» Description of the task
Of the lines in the records that follow, how many include the word "name"? Answer with a bare number.

Records from a collection of figures:

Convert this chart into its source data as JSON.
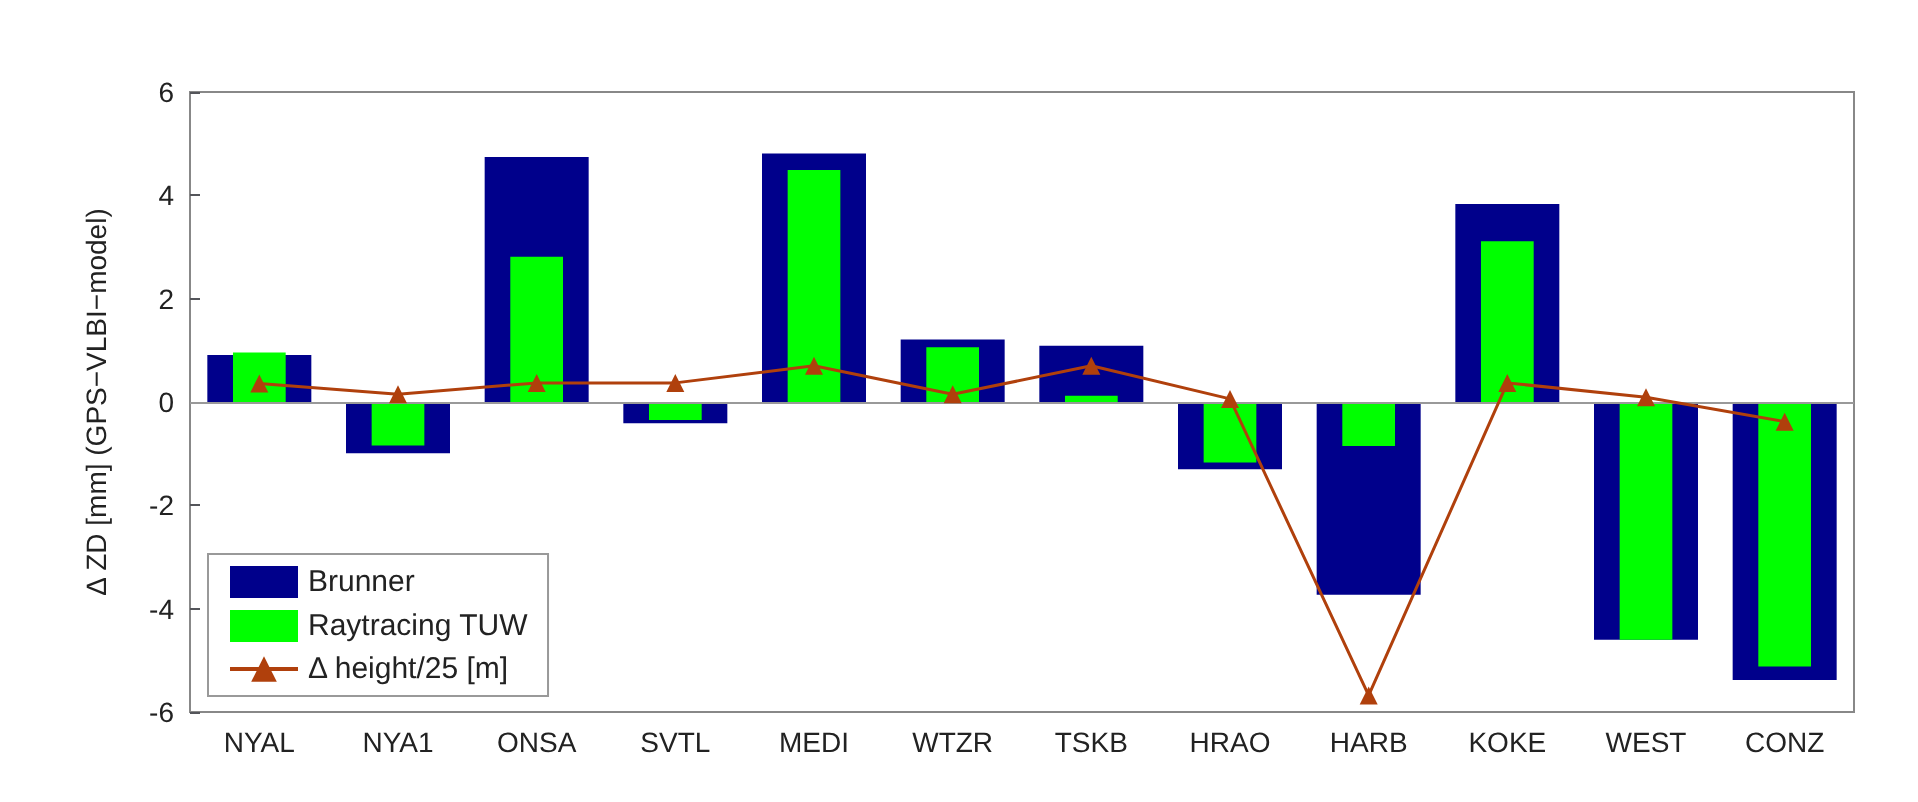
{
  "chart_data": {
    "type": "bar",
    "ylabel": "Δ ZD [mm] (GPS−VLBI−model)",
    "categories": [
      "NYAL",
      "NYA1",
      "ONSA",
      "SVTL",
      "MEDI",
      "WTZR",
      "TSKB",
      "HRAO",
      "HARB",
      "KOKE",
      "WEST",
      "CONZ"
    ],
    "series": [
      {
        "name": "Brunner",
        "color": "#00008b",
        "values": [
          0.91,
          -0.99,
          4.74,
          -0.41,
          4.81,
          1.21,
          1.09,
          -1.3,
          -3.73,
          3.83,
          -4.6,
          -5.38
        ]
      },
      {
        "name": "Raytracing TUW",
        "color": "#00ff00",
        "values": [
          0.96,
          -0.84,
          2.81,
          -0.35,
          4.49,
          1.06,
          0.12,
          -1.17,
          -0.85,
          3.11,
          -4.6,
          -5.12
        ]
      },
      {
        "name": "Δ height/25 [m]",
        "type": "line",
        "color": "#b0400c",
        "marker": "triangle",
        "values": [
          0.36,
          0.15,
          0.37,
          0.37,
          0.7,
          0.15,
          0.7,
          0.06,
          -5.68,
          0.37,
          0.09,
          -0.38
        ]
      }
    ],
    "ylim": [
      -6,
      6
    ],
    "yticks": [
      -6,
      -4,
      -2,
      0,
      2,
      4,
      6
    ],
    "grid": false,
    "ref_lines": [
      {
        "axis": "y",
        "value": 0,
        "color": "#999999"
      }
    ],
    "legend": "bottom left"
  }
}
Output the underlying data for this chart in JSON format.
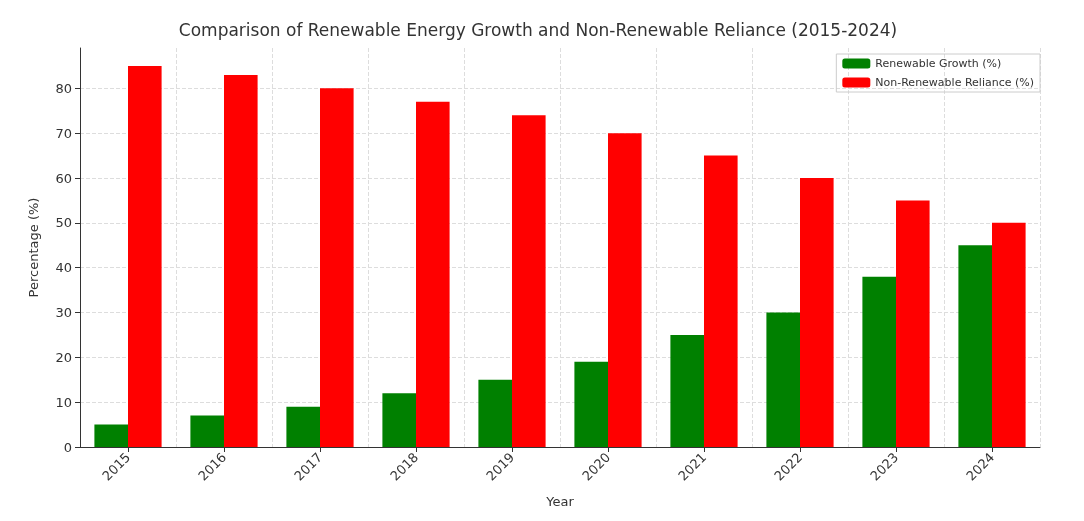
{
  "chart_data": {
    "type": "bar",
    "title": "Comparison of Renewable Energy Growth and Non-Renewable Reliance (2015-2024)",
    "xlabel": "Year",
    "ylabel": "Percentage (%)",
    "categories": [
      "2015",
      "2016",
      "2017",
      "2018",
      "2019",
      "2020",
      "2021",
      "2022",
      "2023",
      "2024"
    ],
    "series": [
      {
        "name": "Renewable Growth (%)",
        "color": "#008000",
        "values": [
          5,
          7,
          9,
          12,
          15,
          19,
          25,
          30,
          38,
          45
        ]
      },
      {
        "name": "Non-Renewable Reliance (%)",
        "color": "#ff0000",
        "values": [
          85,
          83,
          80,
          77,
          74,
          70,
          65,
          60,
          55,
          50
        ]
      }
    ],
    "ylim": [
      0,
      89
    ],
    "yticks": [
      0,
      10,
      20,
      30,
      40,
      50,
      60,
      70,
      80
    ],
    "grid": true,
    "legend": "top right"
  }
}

» Task solution
5